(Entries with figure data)
##########

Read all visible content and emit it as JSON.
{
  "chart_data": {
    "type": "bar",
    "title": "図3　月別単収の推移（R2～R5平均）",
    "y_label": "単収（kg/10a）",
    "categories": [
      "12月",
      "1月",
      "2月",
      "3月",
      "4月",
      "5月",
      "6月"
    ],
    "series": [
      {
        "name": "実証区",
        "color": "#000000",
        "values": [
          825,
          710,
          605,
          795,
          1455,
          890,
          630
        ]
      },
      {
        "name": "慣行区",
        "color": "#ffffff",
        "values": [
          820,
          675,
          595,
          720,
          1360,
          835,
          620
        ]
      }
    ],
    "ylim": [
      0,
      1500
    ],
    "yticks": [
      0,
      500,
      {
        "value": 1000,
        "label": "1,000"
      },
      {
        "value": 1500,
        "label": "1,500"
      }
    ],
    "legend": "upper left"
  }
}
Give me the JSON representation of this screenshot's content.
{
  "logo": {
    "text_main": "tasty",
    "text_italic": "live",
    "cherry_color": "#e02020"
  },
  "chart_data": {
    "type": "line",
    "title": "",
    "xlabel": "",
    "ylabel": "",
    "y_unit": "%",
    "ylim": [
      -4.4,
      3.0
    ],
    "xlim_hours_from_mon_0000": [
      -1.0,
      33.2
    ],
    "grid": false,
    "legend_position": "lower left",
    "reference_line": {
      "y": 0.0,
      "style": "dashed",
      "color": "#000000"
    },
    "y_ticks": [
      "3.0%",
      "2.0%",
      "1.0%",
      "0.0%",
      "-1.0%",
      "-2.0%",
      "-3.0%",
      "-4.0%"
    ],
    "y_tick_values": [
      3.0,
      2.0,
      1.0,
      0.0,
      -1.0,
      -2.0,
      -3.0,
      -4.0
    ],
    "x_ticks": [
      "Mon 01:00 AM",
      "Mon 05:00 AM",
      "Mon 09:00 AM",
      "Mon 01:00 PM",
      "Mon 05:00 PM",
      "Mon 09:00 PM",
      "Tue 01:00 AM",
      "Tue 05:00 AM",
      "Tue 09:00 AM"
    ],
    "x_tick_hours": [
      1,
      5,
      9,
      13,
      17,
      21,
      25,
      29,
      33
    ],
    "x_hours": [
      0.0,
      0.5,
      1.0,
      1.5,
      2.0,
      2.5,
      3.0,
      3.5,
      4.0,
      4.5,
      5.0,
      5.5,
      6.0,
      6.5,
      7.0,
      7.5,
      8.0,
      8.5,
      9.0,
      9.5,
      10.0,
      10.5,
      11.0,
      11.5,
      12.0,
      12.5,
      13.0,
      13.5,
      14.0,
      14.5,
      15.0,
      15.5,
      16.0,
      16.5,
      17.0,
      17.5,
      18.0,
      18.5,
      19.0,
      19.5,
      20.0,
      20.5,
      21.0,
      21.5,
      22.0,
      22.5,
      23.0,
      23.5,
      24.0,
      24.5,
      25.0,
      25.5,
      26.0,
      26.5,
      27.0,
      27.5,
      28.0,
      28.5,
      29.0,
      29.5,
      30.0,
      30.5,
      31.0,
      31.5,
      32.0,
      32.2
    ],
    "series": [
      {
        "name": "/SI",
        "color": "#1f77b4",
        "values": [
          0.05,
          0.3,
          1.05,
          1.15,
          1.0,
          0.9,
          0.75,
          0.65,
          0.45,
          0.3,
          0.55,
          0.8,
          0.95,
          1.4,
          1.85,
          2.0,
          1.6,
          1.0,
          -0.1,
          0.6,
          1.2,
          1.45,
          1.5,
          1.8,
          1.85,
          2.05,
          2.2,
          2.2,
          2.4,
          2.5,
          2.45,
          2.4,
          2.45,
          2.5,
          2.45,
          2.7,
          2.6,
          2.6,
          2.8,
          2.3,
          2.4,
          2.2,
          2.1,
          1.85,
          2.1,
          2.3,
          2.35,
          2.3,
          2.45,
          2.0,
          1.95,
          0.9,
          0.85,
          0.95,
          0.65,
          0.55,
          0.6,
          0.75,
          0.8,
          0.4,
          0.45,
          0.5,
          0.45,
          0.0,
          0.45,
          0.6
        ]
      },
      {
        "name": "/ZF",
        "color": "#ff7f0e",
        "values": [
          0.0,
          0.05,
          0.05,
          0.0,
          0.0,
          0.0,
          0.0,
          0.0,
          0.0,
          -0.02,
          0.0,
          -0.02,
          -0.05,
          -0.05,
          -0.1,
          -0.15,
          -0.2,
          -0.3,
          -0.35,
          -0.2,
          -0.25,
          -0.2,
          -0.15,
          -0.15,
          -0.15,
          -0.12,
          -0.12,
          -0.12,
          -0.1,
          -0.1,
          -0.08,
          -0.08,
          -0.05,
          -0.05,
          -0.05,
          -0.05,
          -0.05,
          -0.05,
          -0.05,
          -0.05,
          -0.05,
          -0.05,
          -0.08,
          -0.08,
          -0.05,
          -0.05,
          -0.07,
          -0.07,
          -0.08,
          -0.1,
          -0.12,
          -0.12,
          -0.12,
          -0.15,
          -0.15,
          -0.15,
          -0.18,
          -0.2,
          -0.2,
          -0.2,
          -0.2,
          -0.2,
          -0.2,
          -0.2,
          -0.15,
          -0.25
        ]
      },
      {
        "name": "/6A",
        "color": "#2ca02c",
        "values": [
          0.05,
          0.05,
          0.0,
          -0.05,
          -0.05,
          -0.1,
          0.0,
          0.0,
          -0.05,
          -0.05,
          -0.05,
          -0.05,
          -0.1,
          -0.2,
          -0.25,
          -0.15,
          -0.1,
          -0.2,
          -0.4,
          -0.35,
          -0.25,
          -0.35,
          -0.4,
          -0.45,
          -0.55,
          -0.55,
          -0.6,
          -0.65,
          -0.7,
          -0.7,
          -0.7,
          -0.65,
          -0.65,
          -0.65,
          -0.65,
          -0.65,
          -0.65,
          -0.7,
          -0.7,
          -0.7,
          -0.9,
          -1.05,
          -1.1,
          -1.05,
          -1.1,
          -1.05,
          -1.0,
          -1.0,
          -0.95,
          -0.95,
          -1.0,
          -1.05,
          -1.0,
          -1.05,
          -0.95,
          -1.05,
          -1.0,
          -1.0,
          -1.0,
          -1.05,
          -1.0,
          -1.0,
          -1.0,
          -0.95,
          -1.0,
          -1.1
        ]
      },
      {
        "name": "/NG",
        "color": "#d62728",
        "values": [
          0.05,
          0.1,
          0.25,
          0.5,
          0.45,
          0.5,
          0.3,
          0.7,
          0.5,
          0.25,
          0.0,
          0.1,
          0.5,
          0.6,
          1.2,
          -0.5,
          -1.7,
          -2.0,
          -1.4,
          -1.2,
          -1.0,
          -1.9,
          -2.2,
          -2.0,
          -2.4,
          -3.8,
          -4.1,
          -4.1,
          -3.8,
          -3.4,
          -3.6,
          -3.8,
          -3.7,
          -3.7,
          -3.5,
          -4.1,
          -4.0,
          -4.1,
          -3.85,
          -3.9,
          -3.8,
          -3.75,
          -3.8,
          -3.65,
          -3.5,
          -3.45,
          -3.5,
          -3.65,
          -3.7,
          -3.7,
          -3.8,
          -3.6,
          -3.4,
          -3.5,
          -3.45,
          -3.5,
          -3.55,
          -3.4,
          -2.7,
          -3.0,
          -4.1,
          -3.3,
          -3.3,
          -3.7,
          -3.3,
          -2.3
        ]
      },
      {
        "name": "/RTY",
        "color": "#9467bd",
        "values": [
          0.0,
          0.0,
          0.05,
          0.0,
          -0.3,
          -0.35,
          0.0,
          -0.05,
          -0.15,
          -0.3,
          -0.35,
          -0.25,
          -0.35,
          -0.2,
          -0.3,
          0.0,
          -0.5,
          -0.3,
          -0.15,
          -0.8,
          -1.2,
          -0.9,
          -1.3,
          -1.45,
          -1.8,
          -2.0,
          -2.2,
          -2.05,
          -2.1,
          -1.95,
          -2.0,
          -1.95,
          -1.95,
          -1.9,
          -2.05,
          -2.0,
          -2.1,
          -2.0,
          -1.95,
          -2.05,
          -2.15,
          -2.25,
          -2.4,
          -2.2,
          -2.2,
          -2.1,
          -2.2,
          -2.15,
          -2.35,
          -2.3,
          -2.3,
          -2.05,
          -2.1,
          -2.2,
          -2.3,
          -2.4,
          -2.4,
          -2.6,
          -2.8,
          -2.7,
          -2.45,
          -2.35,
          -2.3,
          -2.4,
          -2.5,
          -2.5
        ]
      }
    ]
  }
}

##########

What you will do
Locate and copy each line in the data above that includes the word "left".

Response for this exercise
    "legend": "upper left"
    "legend_position": "lower left",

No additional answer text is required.